Extract the listing below in full, unchanged.

[PROVIDED MATERIAL]:
-- START --

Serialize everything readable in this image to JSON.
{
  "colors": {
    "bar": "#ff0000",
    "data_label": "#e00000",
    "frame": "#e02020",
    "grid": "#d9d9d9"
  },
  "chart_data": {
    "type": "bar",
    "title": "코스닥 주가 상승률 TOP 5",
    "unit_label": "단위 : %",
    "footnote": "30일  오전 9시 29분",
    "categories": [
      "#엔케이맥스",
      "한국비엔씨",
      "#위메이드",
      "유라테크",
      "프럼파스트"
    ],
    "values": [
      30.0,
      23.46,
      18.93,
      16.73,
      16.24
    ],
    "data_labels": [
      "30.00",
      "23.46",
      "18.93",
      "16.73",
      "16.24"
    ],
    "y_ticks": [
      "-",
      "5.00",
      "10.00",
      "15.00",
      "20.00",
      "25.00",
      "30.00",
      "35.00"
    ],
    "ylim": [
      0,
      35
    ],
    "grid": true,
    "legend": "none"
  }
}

-- END --

[COMPLETE OUTPUT]:
Serialize everything readable in this image to JSON.
{
  "colors": {
    "bar": "#ff0000",
    "data_label": "#e00000",
    "frame": "#e02020",
    "grid": "#d9d9d9"
  },
  "chart_data": {
    "type": "bar",
    "title": "코스닥 주가 상승률 TOP 5",
    "unit_label": "단위 : %",
    "footnote": "30일  오전 9시 29분",
    "categories": [
      "#엔케이맥스",
      "한국비엔씨",
      "#위메이드",
      "유라테크",
      "프럼파스트"
    ],
    "values": [
      30.0,
      23.46,
      18.93,
      16.73,
      16.24
    ],
    "data_labels": [
      "30.00",
      "23.46",
      "18.93",
      "16.73",
      "16.24"
    ],
    "y_ticks": [
      "-",
      "5.00",
      "10.00",
      "15.00",
      "20.00",
      "25.00",
      "30.00",
      "35.00"
    ],
    "ylim": [
      0,
      35
    ],
    "grid": true,
    "legend": "none"
  }
}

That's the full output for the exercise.